RECORDS PROVIDED:
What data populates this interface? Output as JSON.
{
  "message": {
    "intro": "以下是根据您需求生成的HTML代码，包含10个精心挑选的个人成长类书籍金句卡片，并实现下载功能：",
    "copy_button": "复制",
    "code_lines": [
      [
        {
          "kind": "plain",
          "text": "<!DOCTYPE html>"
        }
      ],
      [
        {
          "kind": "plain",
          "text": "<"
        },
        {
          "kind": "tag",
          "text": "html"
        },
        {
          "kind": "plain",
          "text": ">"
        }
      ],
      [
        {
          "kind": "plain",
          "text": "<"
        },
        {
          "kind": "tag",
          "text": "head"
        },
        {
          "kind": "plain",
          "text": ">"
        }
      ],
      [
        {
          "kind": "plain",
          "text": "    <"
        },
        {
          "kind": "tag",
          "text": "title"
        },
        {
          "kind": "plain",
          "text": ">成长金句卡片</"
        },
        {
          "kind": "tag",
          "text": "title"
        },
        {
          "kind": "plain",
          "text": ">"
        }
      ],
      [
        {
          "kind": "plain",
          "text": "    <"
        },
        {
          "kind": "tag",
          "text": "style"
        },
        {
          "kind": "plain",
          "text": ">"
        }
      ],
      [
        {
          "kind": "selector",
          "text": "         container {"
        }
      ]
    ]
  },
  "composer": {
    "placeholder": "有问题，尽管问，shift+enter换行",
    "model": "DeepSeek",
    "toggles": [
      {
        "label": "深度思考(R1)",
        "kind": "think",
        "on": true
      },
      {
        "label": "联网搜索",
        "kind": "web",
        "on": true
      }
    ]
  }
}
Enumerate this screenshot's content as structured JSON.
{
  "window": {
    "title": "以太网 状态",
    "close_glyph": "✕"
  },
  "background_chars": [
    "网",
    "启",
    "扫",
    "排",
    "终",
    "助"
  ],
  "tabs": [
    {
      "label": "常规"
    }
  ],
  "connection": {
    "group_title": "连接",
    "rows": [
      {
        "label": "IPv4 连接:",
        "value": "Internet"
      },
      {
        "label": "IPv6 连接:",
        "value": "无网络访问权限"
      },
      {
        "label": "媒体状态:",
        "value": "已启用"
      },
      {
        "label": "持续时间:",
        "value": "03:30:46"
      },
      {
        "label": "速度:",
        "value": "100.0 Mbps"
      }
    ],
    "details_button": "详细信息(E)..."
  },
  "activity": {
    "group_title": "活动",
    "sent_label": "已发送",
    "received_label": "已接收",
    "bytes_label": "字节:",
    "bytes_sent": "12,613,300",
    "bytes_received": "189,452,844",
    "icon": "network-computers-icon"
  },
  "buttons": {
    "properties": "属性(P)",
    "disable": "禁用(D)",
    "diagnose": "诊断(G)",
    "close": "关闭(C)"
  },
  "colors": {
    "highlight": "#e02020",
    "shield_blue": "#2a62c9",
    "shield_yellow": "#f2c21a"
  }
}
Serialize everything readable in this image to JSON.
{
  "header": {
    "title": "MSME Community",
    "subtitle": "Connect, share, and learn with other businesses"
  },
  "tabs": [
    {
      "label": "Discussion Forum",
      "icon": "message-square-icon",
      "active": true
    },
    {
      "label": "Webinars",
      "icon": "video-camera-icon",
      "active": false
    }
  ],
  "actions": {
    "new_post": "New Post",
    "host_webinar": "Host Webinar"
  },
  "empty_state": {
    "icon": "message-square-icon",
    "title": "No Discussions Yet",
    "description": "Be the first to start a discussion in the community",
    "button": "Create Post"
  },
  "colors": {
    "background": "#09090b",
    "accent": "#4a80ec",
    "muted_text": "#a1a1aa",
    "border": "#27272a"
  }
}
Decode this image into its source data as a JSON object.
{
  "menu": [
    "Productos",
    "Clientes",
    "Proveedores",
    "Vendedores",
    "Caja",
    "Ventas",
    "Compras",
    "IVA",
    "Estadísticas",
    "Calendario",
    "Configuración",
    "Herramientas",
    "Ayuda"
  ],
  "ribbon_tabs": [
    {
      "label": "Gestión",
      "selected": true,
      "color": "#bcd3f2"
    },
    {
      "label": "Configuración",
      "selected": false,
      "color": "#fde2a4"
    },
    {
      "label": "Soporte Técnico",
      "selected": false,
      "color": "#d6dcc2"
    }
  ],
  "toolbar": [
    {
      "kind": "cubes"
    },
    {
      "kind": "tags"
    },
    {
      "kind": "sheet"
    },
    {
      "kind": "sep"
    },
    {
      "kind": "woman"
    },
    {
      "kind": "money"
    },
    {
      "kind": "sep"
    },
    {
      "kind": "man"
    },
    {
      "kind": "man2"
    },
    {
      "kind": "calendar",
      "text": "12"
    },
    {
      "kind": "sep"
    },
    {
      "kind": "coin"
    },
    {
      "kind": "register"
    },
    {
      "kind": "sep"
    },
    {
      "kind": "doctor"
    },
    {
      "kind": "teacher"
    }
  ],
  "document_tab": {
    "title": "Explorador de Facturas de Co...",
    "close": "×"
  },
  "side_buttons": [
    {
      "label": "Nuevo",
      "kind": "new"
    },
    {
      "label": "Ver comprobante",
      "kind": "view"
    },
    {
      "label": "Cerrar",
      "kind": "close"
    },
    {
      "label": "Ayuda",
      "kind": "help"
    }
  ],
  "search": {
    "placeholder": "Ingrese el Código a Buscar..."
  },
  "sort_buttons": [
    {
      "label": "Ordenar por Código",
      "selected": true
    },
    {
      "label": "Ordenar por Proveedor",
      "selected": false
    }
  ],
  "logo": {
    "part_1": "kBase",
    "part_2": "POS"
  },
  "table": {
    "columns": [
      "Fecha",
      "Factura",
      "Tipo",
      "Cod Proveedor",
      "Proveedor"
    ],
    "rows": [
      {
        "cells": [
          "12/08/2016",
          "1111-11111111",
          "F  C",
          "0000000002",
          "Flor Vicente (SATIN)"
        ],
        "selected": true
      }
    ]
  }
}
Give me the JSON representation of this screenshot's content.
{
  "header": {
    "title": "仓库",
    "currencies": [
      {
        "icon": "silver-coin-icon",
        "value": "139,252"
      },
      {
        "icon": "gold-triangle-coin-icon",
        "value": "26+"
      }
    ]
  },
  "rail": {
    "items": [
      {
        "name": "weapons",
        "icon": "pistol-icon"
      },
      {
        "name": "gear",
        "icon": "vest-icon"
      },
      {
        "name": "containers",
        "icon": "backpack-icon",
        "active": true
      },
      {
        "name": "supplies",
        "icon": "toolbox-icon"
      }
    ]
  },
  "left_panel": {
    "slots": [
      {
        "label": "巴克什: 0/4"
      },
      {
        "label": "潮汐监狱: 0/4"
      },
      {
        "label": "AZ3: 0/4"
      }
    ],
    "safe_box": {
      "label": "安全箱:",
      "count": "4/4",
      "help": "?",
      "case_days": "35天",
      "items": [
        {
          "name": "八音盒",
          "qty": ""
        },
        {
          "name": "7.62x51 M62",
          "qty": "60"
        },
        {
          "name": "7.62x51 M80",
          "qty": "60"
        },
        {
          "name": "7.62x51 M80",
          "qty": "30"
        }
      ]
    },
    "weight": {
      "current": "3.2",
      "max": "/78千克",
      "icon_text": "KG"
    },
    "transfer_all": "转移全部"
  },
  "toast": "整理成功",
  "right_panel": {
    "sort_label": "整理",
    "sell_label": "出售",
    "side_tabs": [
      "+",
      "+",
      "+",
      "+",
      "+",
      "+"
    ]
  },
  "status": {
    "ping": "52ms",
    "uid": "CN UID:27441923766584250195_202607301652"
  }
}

DESCRIPTION OF THE TASK: Determine how many lines of the data contain "selected" and give nothing but that number.

RESPONSE FOR THIS EXERCISE: 6